- [SET EXERCISE]: Copy all the data exactly, except the pictures.

- [RECORDS FOR PROCESSING]:
-=-=-=-=-
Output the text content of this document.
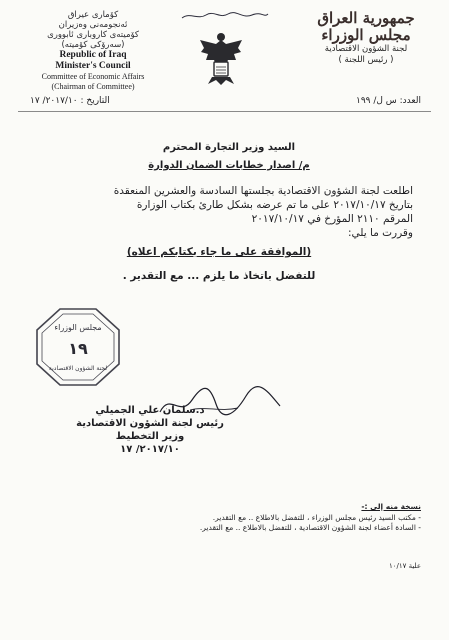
کۆماری عیراق
ئەنجومەنی وەزیران
کۆمیتەی کاروباری ئابووری
(سەرۆکی کۆمیتە)
Republic of Iraq
Minister's Council
Committee of Economic Affairs
(Chairman of Committee)
جمهورية العراق
مجلس الوزراء
لجنة الشؤون الاقتصادية
( رئيس اللجنة )
التاريخ : ٢٠١٧/١٠/ ١٧	العدد: س ل/ ١٩٩
السيد وزير التجارة المحترم
م/ اصدار خطابات الضمان الدوارة
اطلعت لجنة الشؤون الاقتصادية بجلستها السادسة والعشرين المنعقدة
بتاريخ ٢٠١٧/١٠/١٧ على ما تم عرضه بشكل طارئ بكتاب الوزارة
المرقم ٢١١٠ المؤرخ في ٢٠١٧/١٠/١٧
وقررت ما يلي:
(الموافقة على ما جاء بكتابكم اعلاه)
للتفضل باتخاذ ما يلزم ... مع التقدير .
مجلس الوزراء
١٩
لجنة الشؤون الاقتصادية
د.سلمان علي الجميلي
رئيس لجنة الشؤون الاقتصادية
وزير التخطيط
٢٠١٧/١٠/ ١٧
نسخة منه إلى :-
- مكتب السيد رئيس مجلس الوزراء ، للتفضل بالاطلاع .. مع التقدير.
- السادة أعضاء لجنة الشؤون الاقتصادية ، للتفضل بالاطلاع .. مع التقدير.
علية ١٠/١٧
-=-=-=-=-
- [THE RESPONSE]:
Output the text content of this document.
کۆماری عیراق
ئەنجومەنی وەزیران
کۆمیتەی کاروباری ئابووری
(سەرۆکی کۆمیتە)
Republic of Iraq
Minister's Council
Committee of Economic Affairs
(Chairman of Committee)
جمهورية العراق
مجلس الوزراء
لجنة الشؤون الاقتصادية
( رئيس اللجنة )
التاريخ : ٢٠١٧/١٠/ ١٧	العدد: س ل/ ١٩٩
السيد وزير التجارة المحترم
م/ اصدار خطابات الضمان الدوارة
اطلعت لجنة الشؤون الاقتصادية بجلستها السادسة والعشرين المنعقدة
بتاريخ ٢٠١٧/١٠/١٧ على ما تم عرضه بشكل طارئ بكتاب الوزارة
المرقم ٢١١٠ المؤرخ في ٢٠١٧/١٠/١٧
وقررت ما يلي:
(الموافقة على ما جاء بكتابكم اعلاه)
للتفضل باتخاذ ما يلزم ... مع التقدير .
مجلس الوزراء
١٩
لجنة الشؤون الاقتصادية
د.سلمان علي الجميلي
رئيس لجنة الشؤون الاقتصادية
وزير التخطيط
٢٠١٧/١٠/ ١٧
نسخة منه إلى :-
- مكتب السيد رئيس مجلس الوزراء ، للتفضل بالاطلاع .. مع التقدير.
- السادة أعضاء لجنة الشؤون الاقتصادية ، للتفضل بالاطلاع .. مع التقدير.
علية ١٠/١٧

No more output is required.